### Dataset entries
----------

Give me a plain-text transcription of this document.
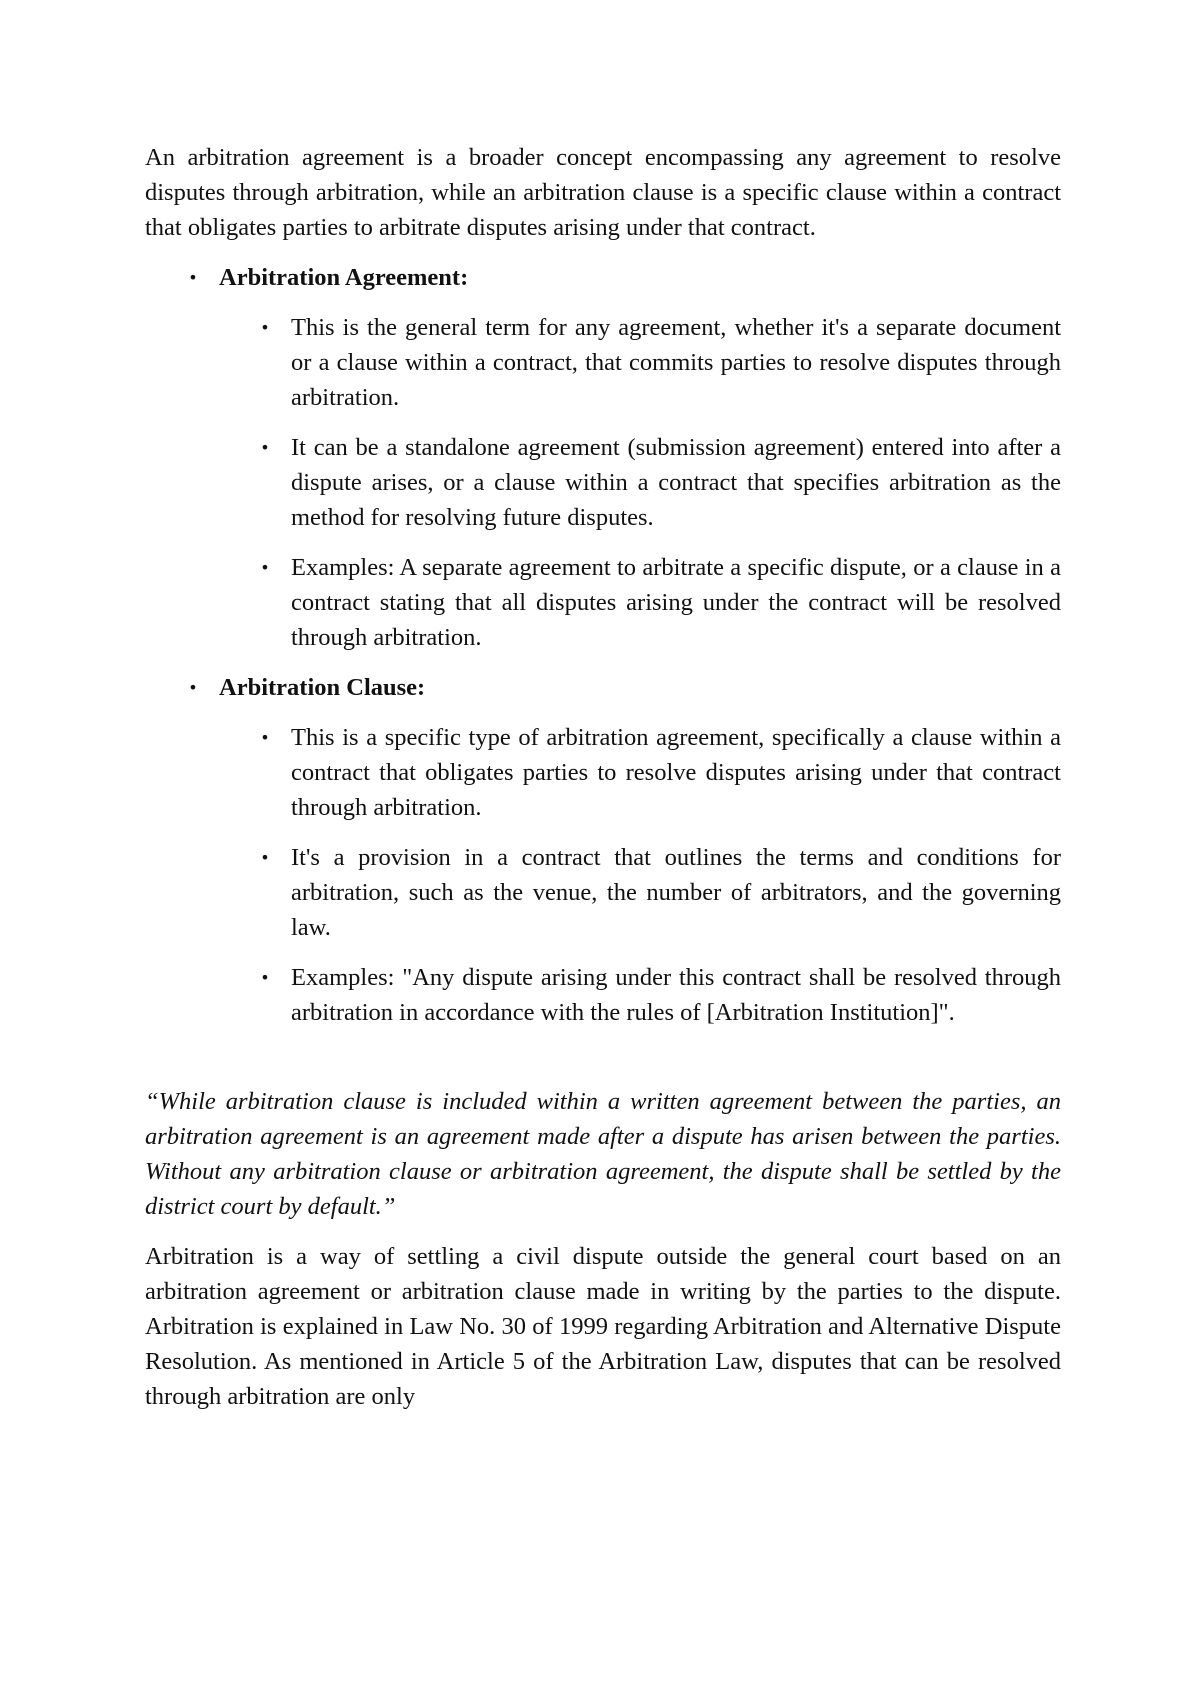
An arbitration agreement is a broader concept encompassing any agreement to resolve disputes through arbitration, while an arbitration clause is a specific clause within a contract that obligates parties to arbitrate disputes arising under that contract.

• Arbitration Agreement:
• This is the general term for any agreement, whether it's a separate document or a clause within a contract, that commits parties to resolve disputes through arbitration.
• It can be a standalone agreement (submission agreement) entered into after a dispute arises, or a clause within a contract that specifies arbitration as the method for resolving future disputes.
• Examples: A separate agreement to arbitrate a specific dispute, or a clause in a contract stating that all disputes arising under the contract will be resolved through arbitration.
• Arbitration Clause:
• This is a specific type of arbitration agreement, specifically a clause within a contract that obligates parties to resolve disputes arising under that contract through arbitration.
• It's a provision in a contract that outlines the terms and conditions for arbitration, such as the venue, the number of arbitrators, and the governing law.
• Examples: "Any dispute arising under this contract shall be resolved through arbitration in accordance with the rules of [Arbitration Institution]".

“While arbitration clause is included within a written agreement between the parties, an arbitration agreement is an agreement made after a dispute has arisen between the parties. Without any arbitration clause or arbitration agreement, the dispute shall be settled by the district court by default.”

Arbitration is a way of settling a civil dispute outside the general court based on an arbitration agreement or arbitration clause made in writing by the parties to the dispute. Arbitration is explained in Law No. 30 of 1999 regarding Arbitration and Alternative Dispute Resolution. As mentioned in Article 5 of the Arbitration Law, disputes that can be resolved through arbitration are only
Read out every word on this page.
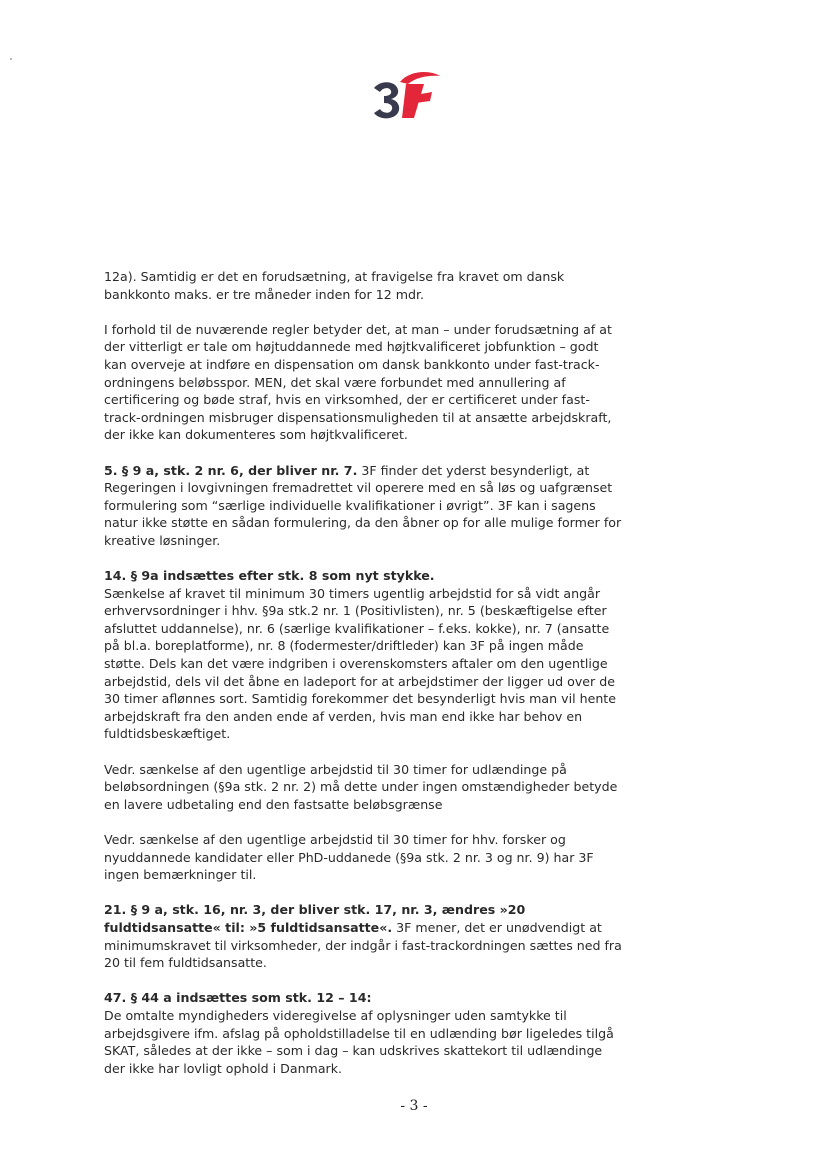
12a). Samtidig er det en forudsætning, at fravigelse fra kravet om dansk bankkonto maks. er tre måneder inden for 12 mdr.

I forhold til de nuværende regler betyder det, at man – under forudsætning af at der vitterligt er tale om højtuddannede med højtkvalificeret jobfunktion – godt kan overveje at indføre en dispensation om dansk bankkonto under fast-track-ordningens beløbsspor. MEN, det skal være forbundet med annullering af certificering og bøde straf, hvis en virksomhed, der er certificeret under fast-track-ordningen misbruger dispensationsmuligheden til at ansætte arbejdskraft, der ikke kan dokumenteres som højtkvalificeret.

5. § 9 a, stk. 2 nr. 6, der bliver nr. 7. 3F finder det yderst besynderligt, at Regeringen i lovgivningen fremadrettet vil operere med en så løs og uafgrænset formulering som “særlige individuelle kvalifikationer i øvrigt”. 3F kan i sagens natur ikke støtte en sådan formulering, da den åbner op for alle mulige former for kreative løsninger.

14. § 9a indsættes efter stk. 8 som nyt stykke.
Sænkelse af kravet til minimum 30 timers ugentlig arbejdstid for så vidt angår erhvervsordninger i hhv. §9a stk.2 nr. 1 (Positivlisten), nr. 5 (beskæftigelse efter afsluttet uddannelse), nr. 6 (særlige kvalifikationer – f.eks. kokke), nr. 7 (ansatte på bl.a. boreplatforme), nr. 8 (fodermester/driftleder) kan 3F på ingen måde støtte. Dels kan det være indgriben i overenskomsters aftaler om den ugentlige arbejdstid, dels vil det åbne en ladeport for at arbejdstimer der ligger ud over de 30 timer aflønnes sort. Samtidig forekommer det besynderligt hvis man vil hente arbejdskraft fra den anden ende af verden, hvis man end ikke har behov en fuldtidsbeskæftiget.

Vedr. sænkelse af den ugentlige arbejdstid til 30 timer for udlændinge på beløbsordningen (§9a stk. 2 nr. 2) må dette under ingen omstændigheder betyde en lavere udbetaling end den fastsatte beløbsgrænse

Vedr. sænkelse af den ugentlige arbejdstid til 30 timer for hhv. forsker og nyuddannede kandidater eller PhD-uddanede (§9a stk. 2 nr. 3 og nr. 9) har 3F ingen bemærkninger til.

21. § 9 a, stk. 16, nr. 3, der bliver stk. 17, nr. 3, ændres »20 fuldtidsansatte« til: »5 fuldtidsansatte«. 3F mener, det er unødvendigt at minimumskravet til virksomheder, der indgår i fast-trackordningen sættes ned fra 20 til fem fuldtidsansatte.

47. § 44 a indsættes som stk. 12 – 14:
De omtalte myndigheders videregivelse af oplysninger uden samtykke til arbejdsgivere ifm. afslag på opholdstilladelse til en udlænding bør ligeledes tilgå SKAT, således at der ikke – som i dag – kan udskrives skattekort til udlændinge der ikke har lovligt ophold i Danmark.

- 3 -
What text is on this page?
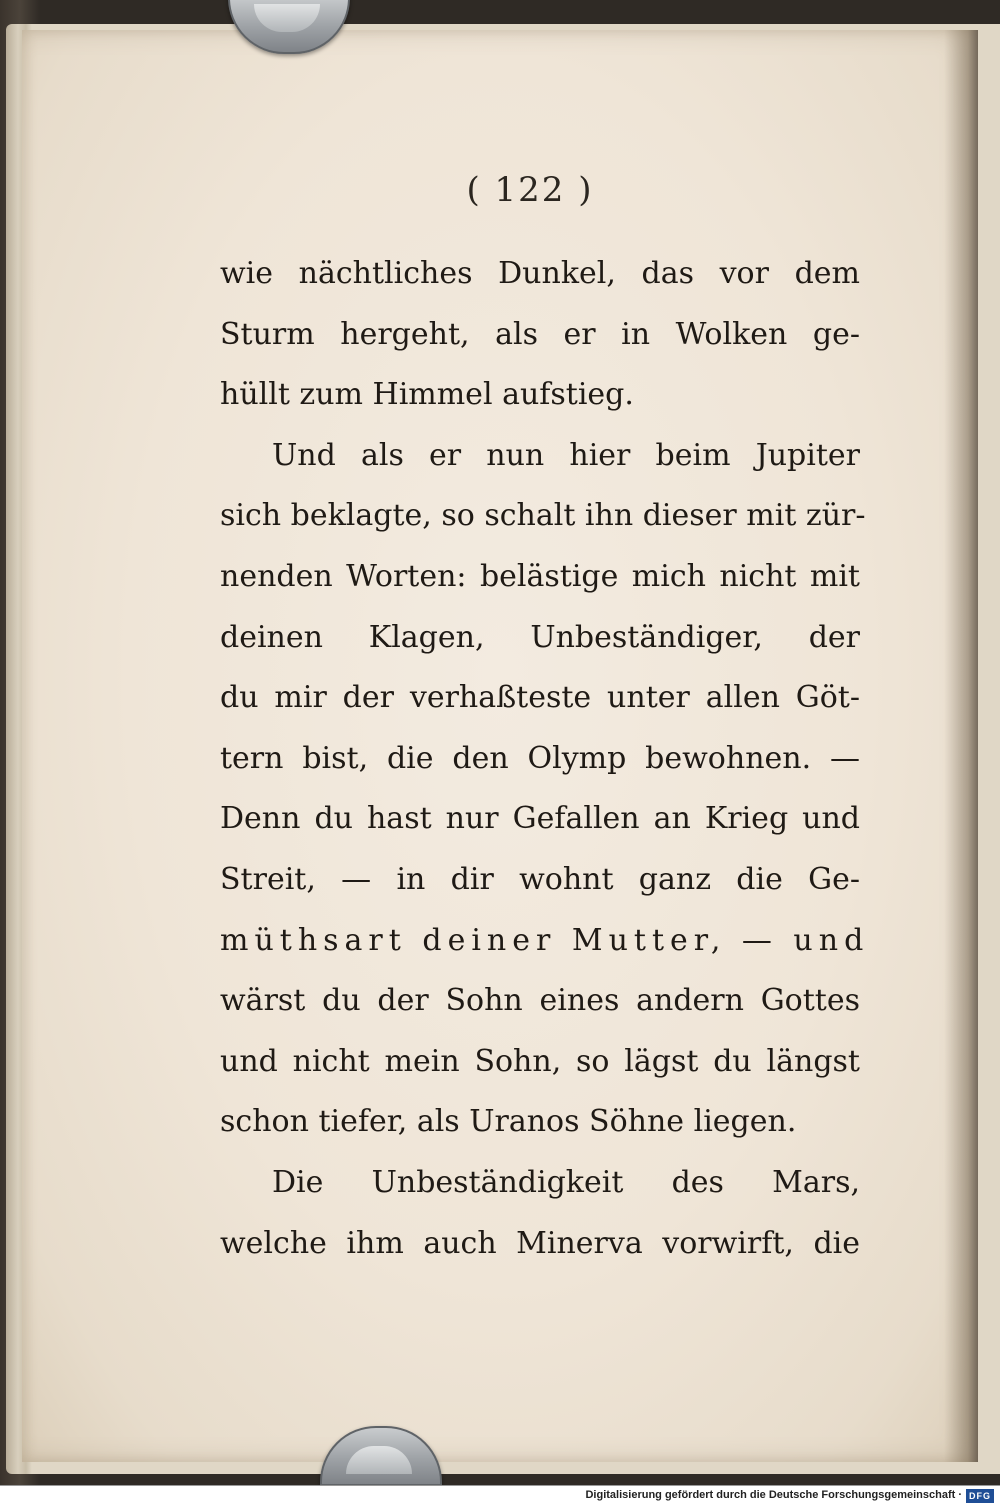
( 122 )
wie nächtliches Dunkel, das vor dem
Sturm hergeht, als er in Wolken ge-
hüllt zum Himmel aufstieg.
Und als er nun hier beim Jupiter
sich beklagte, so schalt ihn dieser mit zür-
nenden Worten: belästige mich nicht mit
deinen Klagen, Unbeständiger, der
du mir der verhaßteste unter allen Göt-
tern bist, die den Olymp bewohnen. —
Denn du hast nur Gefallen an Krieg und
Streit, — in dir wohnt ganz die Ge-
müthsart deiner Mutter, — und
wärst du der Sohn eines andern Gottes
und nicht mein Sohn, so lägst du längst
schon tiefer, als Uranos Söhne liegen.
Die Unbeständigkeit des Mars,
welche ihm auch Minerva vorwirft, die
Digitalisierung gefördert durch die Deutsche Forschungsgemeinschaft · DFG
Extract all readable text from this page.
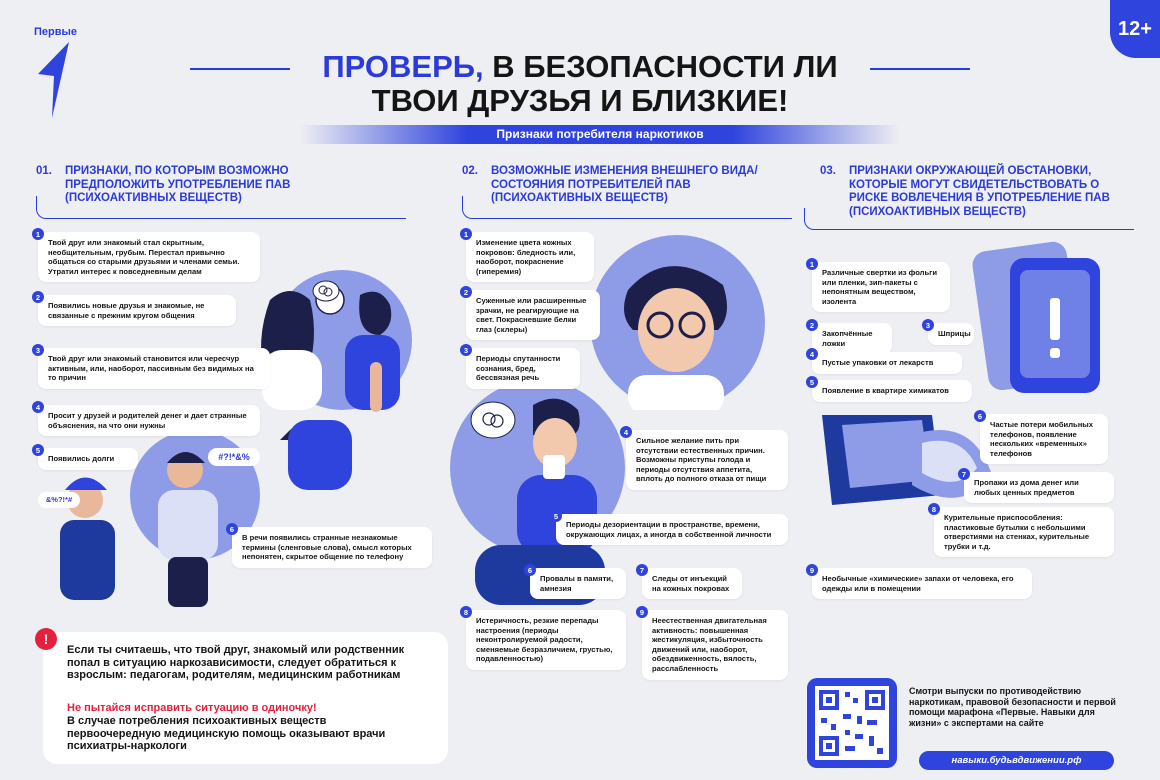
Первые	12+
ПРОВЕРЬ, В БЕЗОПАСНОСТИ ЛИ
ТВОИ ДРУЗЬЯ И БЛИЗКИЕ!
Признаки потребителя наркотиков
01. ПРИЗНАКИ, ПО КОТОРЫМ ВОЗМОЖНО ПРЕДПОЛОЖИТЬ УПОТРЕБЛЕНИЕ ПАВ (ПСИХОАКТИВНЫХ ВЕЩЕСТВ)
#?!*&%
&%?!*#
Твой друг или знакомый стал скрытным, необщительным, грубым. Перестал привычно общаться со старыми друзьями и членами семьи. Утратил интерес к повседневным делам
1
Появились новые друзья и знакомые, не связанные с прежним кругом общения
2
Твой друг или знакомый становится или чересчур активным, или, наоборот, пассивным без видимых на то причин
3
Просит у друзей и родителей денег и дает странные объяснения, на что они нужны
4
Появились долги
5
В речи появились странные незнакомые термины (сленговые слова), смысл которых непонятен, скрытое общение по телефону
6
02. ВОЗМОЖНЫЕ ИЗМЕНЕНИЯ ВНЕШНЕГО ВИДА/СОСТОЯНИЯ ПОТРЕБИТЕЛЕЙ ПАВ (ПСИХОАКТИВНЫХ ВЕЩЕСТВ)
Изменение цвета кожных покровов: бледность или, наоборот, покраснение (гиперемия)
1
Суженные или расширенные зрачки, не реагирующие на свет. Покрасневшие белки глаз (склеры)
2
Периоды спутанности сознания, бред, бессвязная речь
3
Сильное желание пить при отсутствии естественных причин. Возможны приступы голода и периоды отсутствия аппетита, вплоть до полного отказа от пищи
4
Периоды дезориентации в пространстве, времени, окружающих лицах, а иногда в собственной личности
5
Провалы в памяти, амнезия
6
Следы от инъекций на кожных покровах
7
Истеричность, резкие перепады настроения (периоды неконтролируемой радости, сменяемые безразличием, грустью, подавленностью)
8
Неестественная двигательная активность: повышенная жестикуляция, избыточность движений или, наоборот, обездвиженность, вялость, расслабленность
9
03. ПРИЗНАКИ ОКРУЖАЮЩЕЙ ОБСТАНОВКИ, КОТОРЫЕ МОГУТ СВИДЕТЕЛЬСТВОВАТЬ О РИСКЕ ВОВЛЕЧЕНИЯ В УПОТРЕБЛЕНИЕ ПАВ (ПСИХОАКТИВНЫХ ВЕЩЕСТВ)
Различные свертки из фольги или пленки, зип-пакеты с непонятным веществом, изолента
1
Закопчённые ложки
2
Шприцы
3
Пустые упаковки от лекарств
4
Появление в квартире химикатов
5
Частые потери мобильных телефонов, появление нескольких «временных» телефонов
6
Пропажи из дома денег или любых ценных предметов
7
Курительные приспособления: пластиковые бутылки с небольшими отверстиями на стенках, курительные трубки и т.д.
8
Необычные «химические» запахи от человека, его одежды или в помещении
9
!
Если ты считаешь, что твой друг, знакомый или родственник попал в ситуацию наркозависимости, следует обратиться к взрослым: педагогам, родителям, медицинским работникам
Не пытайся исправить ситуацию в одиночку!
В случае потребления психоактивных веществ первоочередную медицинскую помощь оказывают врачи психиатры-наркологи
Смотри выпуски по противодействию наркотикам, правовой безопасности и первой помощи марафона «Первые. Навыки для жизни» с экспертами на сайте
навыки.будьвдвижении.рф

----------

### Set problem
Say how many lines of the data include the word "specific". Nothing other than the number should be given.

### Complete response
3